THE EXERCISE => The required result is the exact run of lines beginning at the one containing "Transcribe the text in this document." and ending at the last line of the entries.

LISTED ENTRIES =>

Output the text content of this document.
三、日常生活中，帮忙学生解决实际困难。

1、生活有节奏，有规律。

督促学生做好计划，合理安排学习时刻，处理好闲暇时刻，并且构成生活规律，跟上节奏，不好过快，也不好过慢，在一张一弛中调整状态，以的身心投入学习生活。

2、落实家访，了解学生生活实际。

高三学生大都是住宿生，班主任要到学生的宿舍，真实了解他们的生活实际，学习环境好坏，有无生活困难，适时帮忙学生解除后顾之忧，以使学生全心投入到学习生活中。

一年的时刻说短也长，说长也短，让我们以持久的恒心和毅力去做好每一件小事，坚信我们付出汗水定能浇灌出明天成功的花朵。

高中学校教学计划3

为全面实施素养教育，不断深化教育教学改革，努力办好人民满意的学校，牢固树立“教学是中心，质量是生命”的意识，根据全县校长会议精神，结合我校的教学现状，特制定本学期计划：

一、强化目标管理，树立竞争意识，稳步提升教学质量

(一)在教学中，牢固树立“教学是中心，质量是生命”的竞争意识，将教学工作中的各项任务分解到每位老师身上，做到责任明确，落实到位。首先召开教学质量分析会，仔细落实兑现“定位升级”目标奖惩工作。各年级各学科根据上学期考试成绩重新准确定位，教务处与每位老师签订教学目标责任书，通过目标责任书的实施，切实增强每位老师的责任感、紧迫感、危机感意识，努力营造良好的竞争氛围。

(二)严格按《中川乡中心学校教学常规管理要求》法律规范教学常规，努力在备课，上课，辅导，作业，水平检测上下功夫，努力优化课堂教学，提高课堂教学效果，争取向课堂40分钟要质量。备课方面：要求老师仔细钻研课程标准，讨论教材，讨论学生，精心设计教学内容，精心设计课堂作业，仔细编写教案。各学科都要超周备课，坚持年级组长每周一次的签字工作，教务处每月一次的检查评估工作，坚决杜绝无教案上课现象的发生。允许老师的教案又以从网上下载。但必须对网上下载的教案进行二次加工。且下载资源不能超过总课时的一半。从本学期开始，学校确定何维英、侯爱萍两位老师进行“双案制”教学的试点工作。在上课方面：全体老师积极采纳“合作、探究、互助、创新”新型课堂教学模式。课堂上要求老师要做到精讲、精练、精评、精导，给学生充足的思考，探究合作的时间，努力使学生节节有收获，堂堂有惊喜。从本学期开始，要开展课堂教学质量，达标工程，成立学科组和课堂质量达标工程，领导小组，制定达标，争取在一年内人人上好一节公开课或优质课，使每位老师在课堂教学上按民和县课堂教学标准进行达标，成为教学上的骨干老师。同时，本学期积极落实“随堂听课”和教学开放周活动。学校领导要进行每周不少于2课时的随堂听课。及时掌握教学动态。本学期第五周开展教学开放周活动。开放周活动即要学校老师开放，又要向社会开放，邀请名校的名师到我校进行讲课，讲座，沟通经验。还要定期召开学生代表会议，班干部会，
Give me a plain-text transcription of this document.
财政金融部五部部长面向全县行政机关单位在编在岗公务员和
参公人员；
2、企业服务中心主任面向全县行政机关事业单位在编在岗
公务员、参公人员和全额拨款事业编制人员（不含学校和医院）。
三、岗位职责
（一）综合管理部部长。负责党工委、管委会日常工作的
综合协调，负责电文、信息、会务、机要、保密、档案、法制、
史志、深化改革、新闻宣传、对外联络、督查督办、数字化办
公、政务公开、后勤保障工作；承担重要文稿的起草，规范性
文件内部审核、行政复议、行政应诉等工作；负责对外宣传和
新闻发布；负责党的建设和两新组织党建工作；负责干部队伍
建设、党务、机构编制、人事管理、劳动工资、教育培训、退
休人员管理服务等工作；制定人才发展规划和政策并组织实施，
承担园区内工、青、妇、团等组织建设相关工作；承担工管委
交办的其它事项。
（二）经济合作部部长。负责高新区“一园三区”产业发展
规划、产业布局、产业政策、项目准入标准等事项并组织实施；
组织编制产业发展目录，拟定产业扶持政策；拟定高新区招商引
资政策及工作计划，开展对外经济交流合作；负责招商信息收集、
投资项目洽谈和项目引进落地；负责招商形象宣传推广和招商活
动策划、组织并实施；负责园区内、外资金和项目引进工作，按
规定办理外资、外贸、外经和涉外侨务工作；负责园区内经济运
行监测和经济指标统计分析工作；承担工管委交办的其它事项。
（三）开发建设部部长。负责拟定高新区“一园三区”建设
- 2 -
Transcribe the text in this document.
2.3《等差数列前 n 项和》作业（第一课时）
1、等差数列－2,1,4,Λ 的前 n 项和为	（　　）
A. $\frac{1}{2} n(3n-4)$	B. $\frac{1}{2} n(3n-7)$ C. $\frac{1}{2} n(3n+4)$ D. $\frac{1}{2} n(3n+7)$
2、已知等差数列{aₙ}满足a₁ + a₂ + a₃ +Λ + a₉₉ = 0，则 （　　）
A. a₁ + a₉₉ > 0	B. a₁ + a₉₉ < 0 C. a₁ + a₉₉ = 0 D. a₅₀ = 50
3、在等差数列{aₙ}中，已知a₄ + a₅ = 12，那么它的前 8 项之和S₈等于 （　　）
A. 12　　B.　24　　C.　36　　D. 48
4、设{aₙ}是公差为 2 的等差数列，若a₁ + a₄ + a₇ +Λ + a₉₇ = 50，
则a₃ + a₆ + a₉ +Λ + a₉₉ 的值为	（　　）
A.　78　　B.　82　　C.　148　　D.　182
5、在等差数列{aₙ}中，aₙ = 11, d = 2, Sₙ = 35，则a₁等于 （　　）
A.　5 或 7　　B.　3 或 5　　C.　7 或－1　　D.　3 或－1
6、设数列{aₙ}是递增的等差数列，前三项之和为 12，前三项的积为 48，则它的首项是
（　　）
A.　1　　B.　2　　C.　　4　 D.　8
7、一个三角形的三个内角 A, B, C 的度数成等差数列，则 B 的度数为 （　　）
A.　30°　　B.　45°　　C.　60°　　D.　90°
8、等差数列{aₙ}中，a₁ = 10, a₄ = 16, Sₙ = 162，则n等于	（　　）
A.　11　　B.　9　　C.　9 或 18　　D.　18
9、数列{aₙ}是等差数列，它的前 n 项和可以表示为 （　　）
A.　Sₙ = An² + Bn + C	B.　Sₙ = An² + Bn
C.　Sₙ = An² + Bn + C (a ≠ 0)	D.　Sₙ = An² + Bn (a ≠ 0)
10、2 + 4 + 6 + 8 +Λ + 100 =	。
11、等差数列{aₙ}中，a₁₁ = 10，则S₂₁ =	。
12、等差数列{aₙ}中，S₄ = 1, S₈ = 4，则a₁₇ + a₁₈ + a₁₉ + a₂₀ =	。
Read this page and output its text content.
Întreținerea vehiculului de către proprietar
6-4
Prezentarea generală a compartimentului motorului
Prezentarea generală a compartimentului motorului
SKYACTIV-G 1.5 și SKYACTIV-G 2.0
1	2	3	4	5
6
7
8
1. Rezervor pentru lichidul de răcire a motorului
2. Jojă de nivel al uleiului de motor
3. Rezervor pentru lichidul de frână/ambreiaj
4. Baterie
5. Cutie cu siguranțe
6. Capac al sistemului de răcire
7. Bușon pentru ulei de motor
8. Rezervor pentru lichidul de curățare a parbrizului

OUTPUT FOR THIS TASK =>
Transcribe the text in this document.
2.3《等差数列前 n 项和》作业（第一课时）
1、等差数列－2,1,4,Λ 的前 n 项和为	（　　）
A. $\frac{1}{2} n(3n-4)$	B. $\frac{1}{2} n(3n-7)$ C. $\frac{1}{2} n(3n+4)$ D. $\frac{1}{2} n(3n+7)$
2、已知等差数列{aₙ}满足a₁ + a₂ + a₃ +Λ + a₉₉ = 0，则 （　　）
A. a₁ + a₉₉ > 0	B. a₁ + a₉₉ < 0 C. a₁ + a₉₉ = 0 D. a₅₀ = 50
3、在等差数列{aₙ}中，已知a₄ + a₅ = 12，那么它的前 8 项之和S₈等于 （　　）
A. 12　　B.　24　　C.　36　　D. 48
4、设{aₙ}是公差为 2 的等差数列，若a₁ + a₄ + a₇ +Λ + a₉₇ = 50，
则a₃ + a₆ + a₉ +Λ + a₉₉ 的值为	（　　）
A.　78　　B.　82　　C.　148　　D.　182
5、在等差数列{aₙ}中，aₙ = 11, d = 2, Sₙ = 35，则a₁等于 （　　）
A.　5 或 7　　B.　3 或 5　　C.　7 或－1　　D.　3 或－1
6、设数列{aₙ}是递增的等差数列，前三项之和为 12，前三项的积为 48，则它的首项是
（　　）
A.　1　　B.　2　　C.　　4　 D.　8
7、一个三角形的三个内角 A, B, C 的度数成等差数列，则 B 的度数为 （　　）
A.　30°　　B.　45°　　C.　60°　　D.　90°
8、等差数列{aₙ}中，a₁ = 10, a₄ = 16, Sₙ = 162，则n等于	（　　）
A.　11　　B.　9　　C.　9 或 18　　D.　18
9、数列{aₙ}是等差数列，它的前 n 项和可以表示为 （　　）
A.　Sₙ = An² + Bn + C	B.　Sₙ = An² + Bn
C.　Sₙ = An² + Bn + C (a ≠ 0)	D.　Sₙ = An² + Bn (a ≠ 0)
10、2 + 4 + 6 + 8 +Λ + 100 =	。
11、等差数列{aₙ}中，a₁₁ = 10，则S₂₁ =	。
12、等差数列{aₙ}中，S₄ = 1, S₈ = 4，则a₁₇ + a₁₈ + a₁₉ + a₂₀ =	。
Read this page and output its text content.
Întreținerea vehiculului de către proprietar
6-4
Prezentarea generală a compartimentului motorului
Prezentarea generală a compartimentului motorului
SKYACTIV-G 1.5 și SKYACTIV-G 2.0
1	2	3	4	5
6
7
8
1. Rezervor pentru lichidul de răcire a motorului
2. Jojă de nivel al uleiului de motor
3. Rezervor pentru lichidul de frână/ambreiaj
4. Baterie
5. Cutie cu siguranțe
6. Capac al sistemului de răcire
7. Bușon pentru ulei de motor
8. Rezervor pentru lichidul de curățare a parbrizului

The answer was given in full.